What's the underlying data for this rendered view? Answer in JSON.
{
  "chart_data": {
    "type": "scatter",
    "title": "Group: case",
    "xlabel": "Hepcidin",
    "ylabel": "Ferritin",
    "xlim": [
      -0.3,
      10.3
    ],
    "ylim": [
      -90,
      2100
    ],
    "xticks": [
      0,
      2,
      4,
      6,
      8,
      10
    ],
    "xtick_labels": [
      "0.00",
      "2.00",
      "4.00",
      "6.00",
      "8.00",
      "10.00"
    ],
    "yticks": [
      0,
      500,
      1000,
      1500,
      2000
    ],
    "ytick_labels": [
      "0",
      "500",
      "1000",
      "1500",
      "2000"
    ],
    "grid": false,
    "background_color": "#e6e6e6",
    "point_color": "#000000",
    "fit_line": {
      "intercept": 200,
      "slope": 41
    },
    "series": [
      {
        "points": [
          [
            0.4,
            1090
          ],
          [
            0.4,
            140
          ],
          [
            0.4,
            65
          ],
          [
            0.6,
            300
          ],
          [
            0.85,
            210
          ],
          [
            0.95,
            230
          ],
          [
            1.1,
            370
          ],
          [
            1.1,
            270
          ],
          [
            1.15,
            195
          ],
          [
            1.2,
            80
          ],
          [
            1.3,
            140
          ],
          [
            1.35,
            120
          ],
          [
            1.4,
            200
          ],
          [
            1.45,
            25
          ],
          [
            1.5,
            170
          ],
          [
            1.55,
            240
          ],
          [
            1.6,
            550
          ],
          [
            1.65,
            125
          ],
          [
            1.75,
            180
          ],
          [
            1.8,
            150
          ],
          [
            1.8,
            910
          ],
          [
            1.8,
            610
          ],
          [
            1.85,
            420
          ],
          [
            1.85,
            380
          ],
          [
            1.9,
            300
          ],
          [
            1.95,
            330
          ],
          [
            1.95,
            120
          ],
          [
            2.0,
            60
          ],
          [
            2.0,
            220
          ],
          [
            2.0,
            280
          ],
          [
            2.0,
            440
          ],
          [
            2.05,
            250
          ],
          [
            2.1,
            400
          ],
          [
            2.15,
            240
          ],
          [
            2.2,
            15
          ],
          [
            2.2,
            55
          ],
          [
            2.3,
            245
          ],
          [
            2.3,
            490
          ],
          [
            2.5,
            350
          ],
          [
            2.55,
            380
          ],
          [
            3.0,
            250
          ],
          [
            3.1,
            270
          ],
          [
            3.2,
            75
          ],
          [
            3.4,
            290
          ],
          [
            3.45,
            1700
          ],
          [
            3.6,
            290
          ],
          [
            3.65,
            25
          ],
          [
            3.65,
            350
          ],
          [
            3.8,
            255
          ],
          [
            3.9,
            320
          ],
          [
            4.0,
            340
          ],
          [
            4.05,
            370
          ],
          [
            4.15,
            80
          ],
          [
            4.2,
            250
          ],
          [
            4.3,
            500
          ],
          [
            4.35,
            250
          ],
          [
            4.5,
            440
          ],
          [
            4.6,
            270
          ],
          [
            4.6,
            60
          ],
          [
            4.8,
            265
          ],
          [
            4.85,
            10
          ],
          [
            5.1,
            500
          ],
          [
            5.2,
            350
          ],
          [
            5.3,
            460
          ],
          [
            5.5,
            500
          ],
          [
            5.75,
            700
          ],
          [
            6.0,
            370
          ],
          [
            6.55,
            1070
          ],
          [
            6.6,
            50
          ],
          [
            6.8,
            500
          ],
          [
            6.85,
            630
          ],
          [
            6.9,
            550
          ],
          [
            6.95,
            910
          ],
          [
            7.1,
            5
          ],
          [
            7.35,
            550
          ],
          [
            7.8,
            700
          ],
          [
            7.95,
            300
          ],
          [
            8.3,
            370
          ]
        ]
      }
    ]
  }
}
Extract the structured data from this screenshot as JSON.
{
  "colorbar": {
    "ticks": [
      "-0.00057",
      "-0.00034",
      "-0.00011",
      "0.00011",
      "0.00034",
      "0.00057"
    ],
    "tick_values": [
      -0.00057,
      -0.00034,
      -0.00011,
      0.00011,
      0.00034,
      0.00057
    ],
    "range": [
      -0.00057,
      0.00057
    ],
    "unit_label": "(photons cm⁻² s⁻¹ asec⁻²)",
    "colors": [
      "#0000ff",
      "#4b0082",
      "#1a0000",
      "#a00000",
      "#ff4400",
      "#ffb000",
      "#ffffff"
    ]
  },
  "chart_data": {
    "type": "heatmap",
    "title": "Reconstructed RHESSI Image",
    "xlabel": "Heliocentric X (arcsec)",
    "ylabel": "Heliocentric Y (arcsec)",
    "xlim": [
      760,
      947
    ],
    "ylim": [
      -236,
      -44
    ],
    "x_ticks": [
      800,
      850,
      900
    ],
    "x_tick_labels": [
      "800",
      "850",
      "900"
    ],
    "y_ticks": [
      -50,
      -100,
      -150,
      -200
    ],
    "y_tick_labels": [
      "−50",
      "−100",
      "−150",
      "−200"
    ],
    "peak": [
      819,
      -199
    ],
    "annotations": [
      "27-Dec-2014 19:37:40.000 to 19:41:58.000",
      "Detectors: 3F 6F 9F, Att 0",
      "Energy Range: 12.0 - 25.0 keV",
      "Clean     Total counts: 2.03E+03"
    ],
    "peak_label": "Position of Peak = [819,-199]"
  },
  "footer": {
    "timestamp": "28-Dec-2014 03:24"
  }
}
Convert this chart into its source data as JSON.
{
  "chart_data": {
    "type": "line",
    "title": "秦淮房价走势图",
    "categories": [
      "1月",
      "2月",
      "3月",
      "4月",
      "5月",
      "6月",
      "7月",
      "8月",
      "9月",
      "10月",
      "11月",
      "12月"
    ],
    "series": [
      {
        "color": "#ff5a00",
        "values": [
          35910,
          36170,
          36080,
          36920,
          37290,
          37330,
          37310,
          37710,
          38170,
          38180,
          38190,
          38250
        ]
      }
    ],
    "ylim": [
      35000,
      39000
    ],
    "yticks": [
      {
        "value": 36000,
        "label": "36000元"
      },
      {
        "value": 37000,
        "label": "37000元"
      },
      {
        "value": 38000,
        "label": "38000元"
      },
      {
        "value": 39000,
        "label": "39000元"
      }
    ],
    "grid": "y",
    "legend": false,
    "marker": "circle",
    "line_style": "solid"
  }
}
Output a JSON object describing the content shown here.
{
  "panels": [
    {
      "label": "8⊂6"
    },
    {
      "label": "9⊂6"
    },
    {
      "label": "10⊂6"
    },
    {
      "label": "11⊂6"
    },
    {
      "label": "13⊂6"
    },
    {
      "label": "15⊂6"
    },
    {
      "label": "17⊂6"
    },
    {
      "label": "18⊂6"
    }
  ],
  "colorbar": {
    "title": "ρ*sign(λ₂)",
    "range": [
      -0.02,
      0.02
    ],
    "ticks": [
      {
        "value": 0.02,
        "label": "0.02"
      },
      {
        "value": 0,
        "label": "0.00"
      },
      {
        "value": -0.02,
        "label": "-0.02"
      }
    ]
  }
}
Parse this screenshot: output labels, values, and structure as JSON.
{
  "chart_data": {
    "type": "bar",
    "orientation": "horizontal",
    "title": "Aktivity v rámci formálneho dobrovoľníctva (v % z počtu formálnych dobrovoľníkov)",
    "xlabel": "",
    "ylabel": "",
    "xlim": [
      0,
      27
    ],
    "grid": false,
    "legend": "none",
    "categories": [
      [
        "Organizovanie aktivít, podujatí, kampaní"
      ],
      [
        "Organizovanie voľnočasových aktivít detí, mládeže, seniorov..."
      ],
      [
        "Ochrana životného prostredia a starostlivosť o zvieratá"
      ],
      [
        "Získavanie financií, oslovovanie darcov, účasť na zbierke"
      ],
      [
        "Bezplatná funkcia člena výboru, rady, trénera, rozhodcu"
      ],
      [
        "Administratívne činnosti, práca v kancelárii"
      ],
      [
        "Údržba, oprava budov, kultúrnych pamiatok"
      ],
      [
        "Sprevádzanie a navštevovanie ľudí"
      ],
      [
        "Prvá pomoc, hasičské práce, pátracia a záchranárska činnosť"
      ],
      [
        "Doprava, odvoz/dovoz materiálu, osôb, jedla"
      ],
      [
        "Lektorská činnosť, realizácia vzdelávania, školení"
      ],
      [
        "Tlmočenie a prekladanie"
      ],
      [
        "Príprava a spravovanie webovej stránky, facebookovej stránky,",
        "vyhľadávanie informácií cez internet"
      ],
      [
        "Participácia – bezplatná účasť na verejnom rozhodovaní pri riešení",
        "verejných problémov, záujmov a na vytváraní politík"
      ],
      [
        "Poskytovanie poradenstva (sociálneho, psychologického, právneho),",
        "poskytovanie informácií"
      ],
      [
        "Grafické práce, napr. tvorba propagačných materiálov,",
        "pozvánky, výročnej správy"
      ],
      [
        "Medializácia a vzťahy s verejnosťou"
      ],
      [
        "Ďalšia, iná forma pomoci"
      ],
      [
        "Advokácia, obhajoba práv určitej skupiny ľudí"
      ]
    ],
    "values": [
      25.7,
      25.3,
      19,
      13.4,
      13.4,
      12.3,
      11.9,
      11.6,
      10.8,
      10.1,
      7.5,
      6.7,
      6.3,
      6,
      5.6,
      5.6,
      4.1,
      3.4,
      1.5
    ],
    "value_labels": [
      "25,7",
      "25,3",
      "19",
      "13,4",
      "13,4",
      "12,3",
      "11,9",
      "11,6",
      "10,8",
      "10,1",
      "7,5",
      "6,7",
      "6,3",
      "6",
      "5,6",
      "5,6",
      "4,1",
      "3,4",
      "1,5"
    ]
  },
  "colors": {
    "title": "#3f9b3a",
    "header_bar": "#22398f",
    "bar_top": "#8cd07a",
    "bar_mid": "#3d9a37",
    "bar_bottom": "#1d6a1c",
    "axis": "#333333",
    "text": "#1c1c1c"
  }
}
◆ ◆ ◆
TASK DIRECTIONS ▸ Copy all lines in the listing above where the string "ľudí" appears.

COMPLETED EXERCISE ▸
        "Sprevádzanie a navštevovanie ľudí"
        "Advokácia, obhajoba práv určitej skupiny ľudí"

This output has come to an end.